## Materials provided
####################

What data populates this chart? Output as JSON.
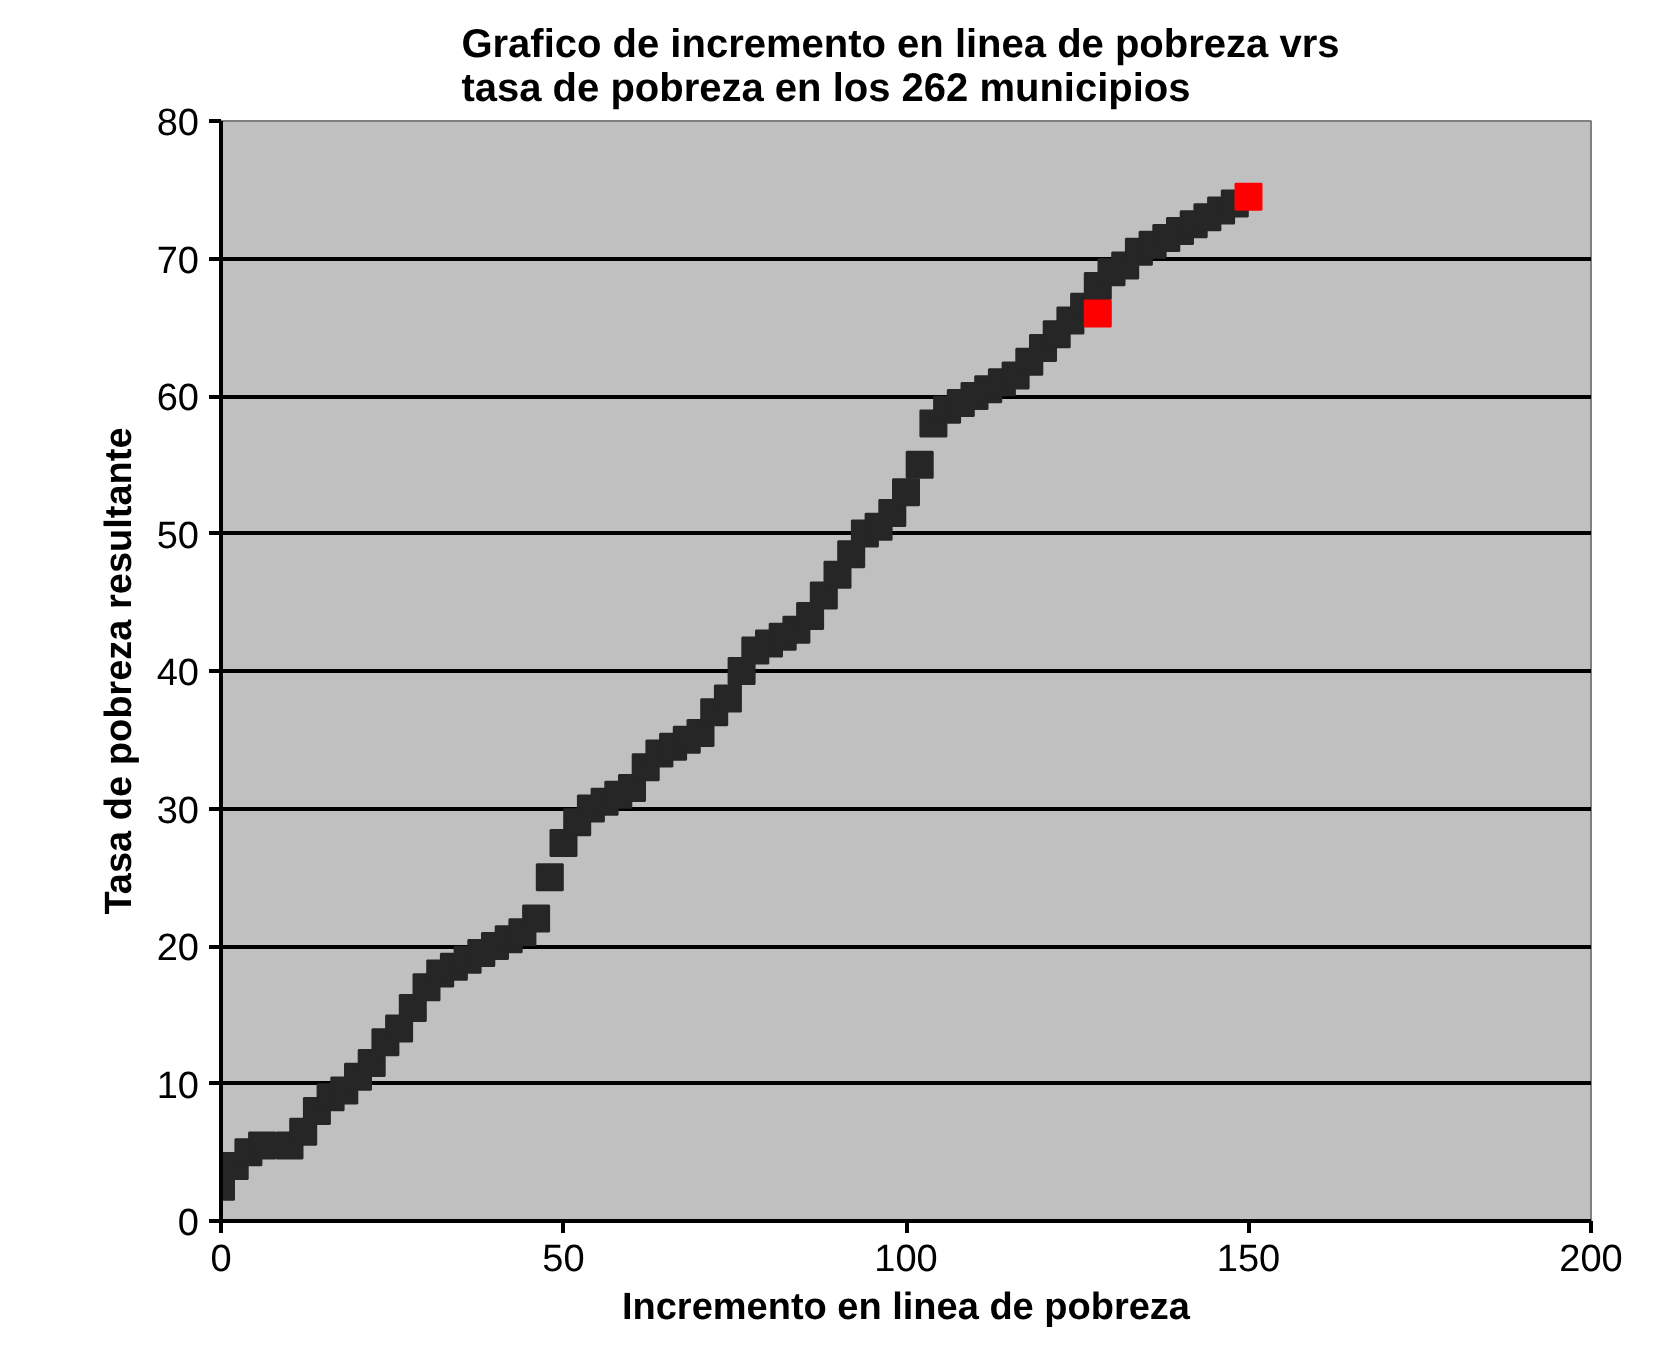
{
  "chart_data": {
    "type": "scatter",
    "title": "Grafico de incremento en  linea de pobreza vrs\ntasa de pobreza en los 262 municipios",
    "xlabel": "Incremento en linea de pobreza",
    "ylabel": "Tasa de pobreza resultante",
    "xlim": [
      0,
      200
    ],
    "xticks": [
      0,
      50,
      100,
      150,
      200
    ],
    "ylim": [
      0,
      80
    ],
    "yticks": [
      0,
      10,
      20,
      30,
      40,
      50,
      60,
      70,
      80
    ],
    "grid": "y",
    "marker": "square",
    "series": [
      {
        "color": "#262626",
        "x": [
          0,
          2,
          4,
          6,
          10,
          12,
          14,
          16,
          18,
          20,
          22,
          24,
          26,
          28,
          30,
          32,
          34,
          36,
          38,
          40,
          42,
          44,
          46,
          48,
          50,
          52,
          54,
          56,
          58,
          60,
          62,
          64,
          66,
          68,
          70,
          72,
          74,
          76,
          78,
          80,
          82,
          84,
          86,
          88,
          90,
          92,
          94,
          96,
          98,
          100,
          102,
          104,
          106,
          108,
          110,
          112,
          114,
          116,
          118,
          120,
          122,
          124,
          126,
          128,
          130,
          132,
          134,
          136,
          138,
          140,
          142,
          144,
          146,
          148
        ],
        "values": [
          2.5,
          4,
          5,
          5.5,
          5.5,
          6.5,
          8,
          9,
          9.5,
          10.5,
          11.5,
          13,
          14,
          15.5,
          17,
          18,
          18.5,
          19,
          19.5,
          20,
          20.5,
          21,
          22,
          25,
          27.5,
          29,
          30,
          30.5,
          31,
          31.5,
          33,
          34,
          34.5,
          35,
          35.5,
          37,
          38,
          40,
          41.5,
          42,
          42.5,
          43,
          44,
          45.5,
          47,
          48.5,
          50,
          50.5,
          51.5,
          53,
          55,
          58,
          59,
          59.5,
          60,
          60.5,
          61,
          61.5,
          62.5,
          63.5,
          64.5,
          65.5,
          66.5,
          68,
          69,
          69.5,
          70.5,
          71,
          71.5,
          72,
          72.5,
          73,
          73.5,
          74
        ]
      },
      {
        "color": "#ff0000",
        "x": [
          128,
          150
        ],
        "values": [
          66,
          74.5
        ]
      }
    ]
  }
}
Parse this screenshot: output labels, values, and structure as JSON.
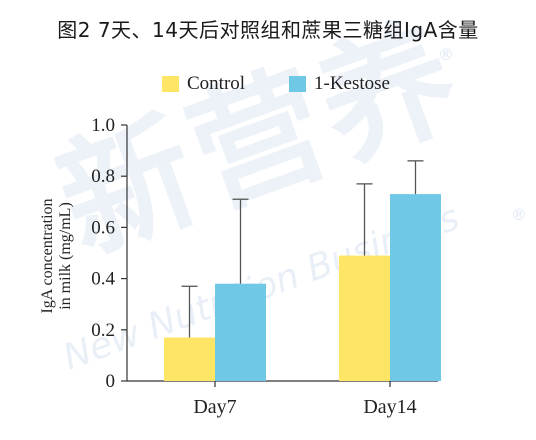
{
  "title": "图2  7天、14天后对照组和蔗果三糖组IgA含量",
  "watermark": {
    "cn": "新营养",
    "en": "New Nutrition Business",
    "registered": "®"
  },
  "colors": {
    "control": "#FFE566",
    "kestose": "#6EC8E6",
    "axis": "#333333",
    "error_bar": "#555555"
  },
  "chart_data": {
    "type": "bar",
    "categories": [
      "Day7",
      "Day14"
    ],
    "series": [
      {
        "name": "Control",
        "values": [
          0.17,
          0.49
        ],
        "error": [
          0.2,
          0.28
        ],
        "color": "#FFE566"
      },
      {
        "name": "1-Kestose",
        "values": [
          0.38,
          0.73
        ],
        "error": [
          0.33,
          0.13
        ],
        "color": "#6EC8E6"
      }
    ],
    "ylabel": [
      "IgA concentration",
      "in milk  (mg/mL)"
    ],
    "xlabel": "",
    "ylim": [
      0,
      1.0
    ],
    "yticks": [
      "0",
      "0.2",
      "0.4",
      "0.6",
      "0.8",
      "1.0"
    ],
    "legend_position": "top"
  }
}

####################

## What the exercise asks
Your task is to set down exactly the lines that run from the line holding "Parse this screenshot: output" through the close of the entries, including both ends. Pictures stay out.

## Full solution
Parse this screenshot: output labels, values, and structure as JSON.
{
  "title": "图2  7天、14天后对照组和蔗果三糖组IgA含量",
  "watermark": {
    "cn": "新营养",
    "en": "New Nutrition Business",
    "registered": "®"
  },
  "colors": {
    "control": "#FFE566",
    "kestose": "#6EC8E6",
    "axis": "#333333",
    "error_bar": "#555555"
  },
  "chart_data": {
    "type": "bar",
    "categories": [
      "Day7",
      "Day14"
    ],
    "series": [
      {
        "name": "Control",
        "values": [
          0.17,
          0.49
        ],
        "error": [
          0.2,
          0.28
        ],
        "color": "#FFE566"
      },
      {
        "name": "1-Kestose",
        "values": [
          0.38,
          0.73
        ],
        "error": [
          0.33,
          0.13
        ],
        "color": "#6EC8E6"
      }
    ],
    "ylabel": [
      "IgA concentration",
      "in milk  (mg/mL)"
    ],
    "xlabel": "",
    "ylim": [
      0,
      1.0
    ],
    "yticks": [
      "0",
      "0.2",
      "0.4",
      "0.6",
      "0.8",
      "1.0"
    ],
    "legend_position": "top"
  }
}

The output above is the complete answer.